- Aim of the exercise
In the listing that follows, count each line where the word "this" appears; write nothing but the count.

Records about charts and figures

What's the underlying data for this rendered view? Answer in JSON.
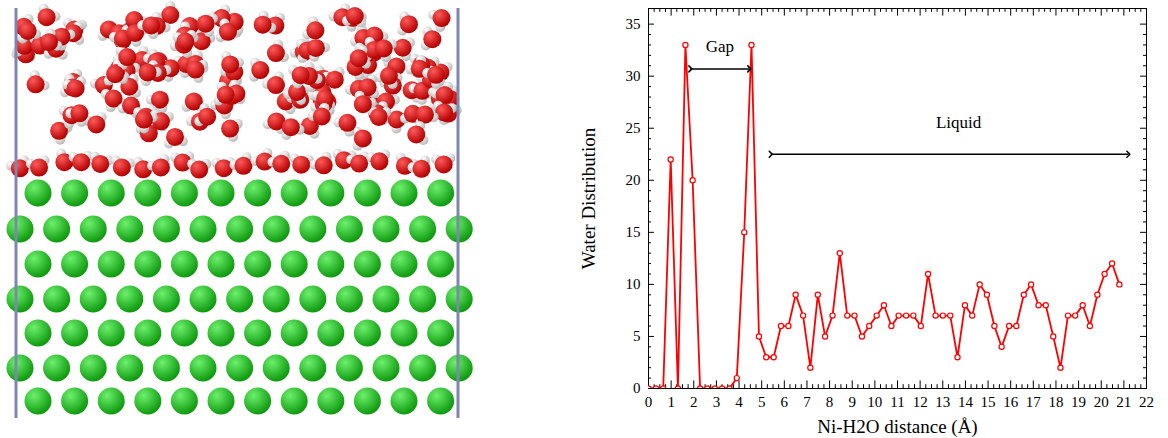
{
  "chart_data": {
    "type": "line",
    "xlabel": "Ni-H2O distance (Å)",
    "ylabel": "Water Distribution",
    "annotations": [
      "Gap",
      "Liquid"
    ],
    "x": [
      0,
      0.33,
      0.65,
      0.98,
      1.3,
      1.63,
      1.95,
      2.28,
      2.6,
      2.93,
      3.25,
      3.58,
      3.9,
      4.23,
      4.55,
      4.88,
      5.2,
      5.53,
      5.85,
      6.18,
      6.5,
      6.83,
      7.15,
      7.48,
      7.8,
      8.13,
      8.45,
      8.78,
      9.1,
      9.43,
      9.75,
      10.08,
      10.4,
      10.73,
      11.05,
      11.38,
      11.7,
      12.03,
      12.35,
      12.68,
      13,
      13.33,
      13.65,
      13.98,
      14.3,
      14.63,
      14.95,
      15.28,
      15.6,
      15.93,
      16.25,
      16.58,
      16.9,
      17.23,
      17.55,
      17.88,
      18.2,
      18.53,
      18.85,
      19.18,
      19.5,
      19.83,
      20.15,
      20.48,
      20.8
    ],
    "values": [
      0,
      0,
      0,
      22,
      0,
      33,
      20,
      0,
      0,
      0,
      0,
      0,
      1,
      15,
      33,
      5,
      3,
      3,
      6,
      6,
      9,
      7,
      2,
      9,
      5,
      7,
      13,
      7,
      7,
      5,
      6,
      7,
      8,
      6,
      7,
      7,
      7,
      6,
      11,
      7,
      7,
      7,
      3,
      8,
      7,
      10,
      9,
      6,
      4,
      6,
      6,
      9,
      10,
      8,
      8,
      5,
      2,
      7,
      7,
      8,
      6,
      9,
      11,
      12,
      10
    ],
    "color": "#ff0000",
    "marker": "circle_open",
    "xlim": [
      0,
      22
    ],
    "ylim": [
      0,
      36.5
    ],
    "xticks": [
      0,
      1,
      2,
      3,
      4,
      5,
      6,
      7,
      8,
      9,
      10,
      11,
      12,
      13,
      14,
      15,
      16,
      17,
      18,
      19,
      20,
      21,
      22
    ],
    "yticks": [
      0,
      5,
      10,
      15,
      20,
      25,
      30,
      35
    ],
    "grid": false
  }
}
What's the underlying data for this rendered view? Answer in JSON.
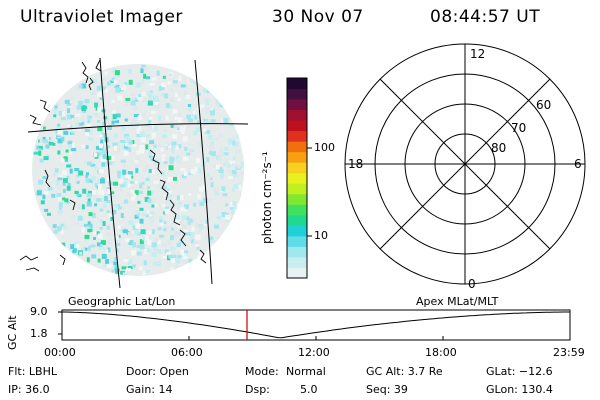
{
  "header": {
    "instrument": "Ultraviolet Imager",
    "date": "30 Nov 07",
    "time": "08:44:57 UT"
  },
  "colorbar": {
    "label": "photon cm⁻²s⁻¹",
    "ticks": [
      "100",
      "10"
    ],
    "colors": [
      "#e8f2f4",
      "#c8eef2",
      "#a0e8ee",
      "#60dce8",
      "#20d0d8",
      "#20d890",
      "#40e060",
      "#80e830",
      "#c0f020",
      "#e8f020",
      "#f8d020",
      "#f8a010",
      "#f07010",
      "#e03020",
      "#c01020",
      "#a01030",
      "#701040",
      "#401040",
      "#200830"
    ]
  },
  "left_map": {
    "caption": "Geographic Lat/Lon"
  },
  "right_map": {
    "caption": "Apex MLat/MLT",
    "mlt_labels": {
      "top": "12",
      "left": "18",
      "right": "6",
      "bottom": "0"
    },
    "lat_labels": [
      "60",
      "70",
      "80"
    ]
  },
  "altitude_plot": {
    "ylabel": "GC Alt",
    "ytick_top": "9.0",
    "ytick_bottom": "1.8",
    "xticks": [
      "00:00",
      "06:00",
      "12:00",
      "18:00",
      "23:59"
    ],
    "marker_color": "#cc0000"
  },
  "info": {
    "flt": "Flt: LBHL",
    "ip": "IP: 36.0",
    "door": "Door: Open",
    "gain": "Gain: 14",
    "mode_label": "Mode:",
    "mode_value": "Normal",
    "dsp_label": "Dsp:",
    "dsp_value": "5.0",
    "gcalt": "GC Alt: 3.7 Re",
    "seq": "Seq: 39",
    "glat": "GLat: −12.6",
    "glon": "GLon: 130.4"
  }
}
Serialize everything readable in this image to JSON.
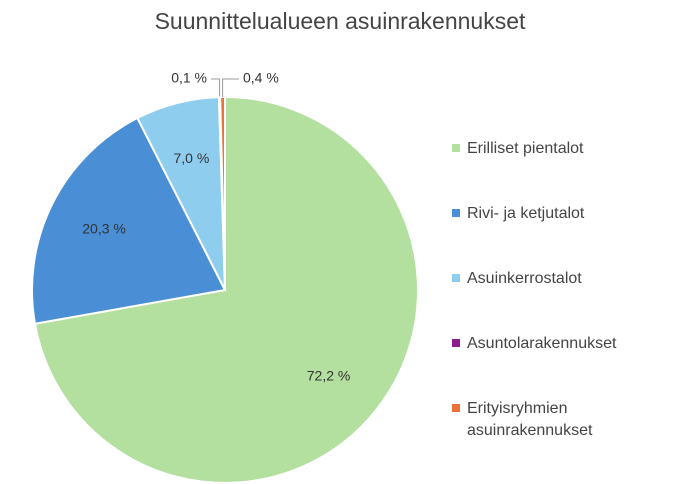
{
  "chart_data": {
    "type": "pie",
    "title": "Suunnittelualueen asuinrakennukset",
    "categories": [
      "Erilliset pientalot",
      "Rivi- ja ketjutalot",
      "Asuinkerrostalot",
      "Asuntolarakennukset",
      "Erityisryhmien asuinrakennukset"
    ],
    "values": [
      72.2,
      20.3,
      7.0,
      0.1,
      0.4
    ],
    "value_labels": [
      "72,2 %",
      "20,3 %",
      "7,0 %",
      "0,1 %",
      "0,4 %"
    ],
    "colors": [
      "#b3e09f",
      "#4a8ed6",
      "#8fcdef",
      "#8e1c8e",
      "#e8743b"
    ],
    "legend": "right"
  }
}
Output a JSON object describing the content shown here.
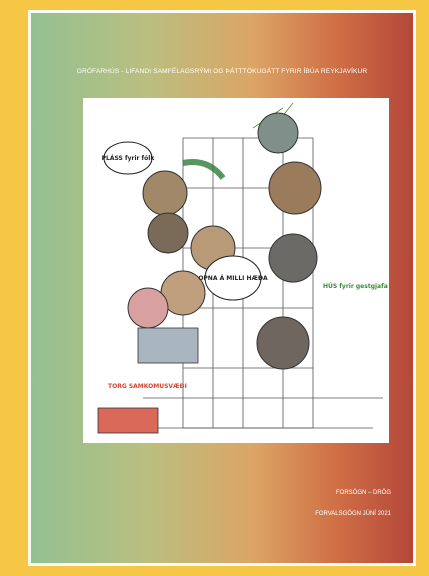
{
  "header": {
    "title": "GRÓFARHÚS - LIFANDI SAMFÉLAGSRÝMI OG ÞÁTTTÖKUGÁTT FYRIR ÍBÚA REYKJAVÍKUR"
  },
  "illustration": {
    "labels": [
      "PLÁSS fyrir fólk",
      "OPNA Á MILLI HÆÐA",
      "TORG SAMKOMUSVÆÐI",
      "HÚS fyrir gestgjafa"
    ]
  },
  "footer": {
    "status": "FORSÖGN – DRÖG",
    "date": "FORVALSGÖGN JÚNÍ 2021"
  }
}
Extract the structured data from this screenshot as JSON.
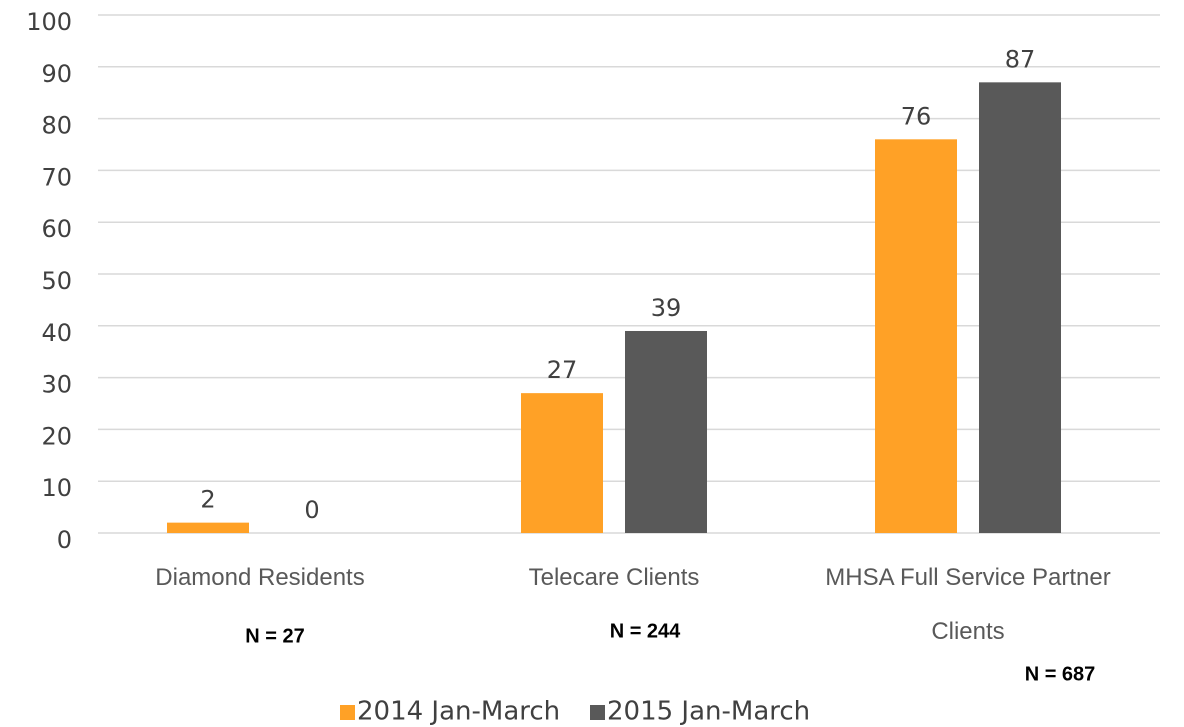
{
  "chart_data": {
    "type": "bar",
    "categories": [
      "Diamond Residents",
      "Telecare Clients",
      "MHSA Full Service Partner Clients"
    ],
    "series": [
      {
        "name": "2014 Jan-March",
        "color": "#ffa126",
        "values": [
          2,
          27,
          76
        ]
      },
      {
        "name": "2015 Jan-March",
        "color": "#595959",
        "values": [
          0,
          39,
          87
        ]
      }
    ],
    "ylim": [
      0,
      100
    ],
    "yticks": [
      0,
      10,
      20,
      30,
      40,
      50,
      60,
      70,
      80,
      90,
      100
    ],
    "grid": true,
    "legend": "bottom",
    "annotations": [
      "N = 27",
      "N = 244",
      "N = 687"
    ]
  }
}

- Expected output
4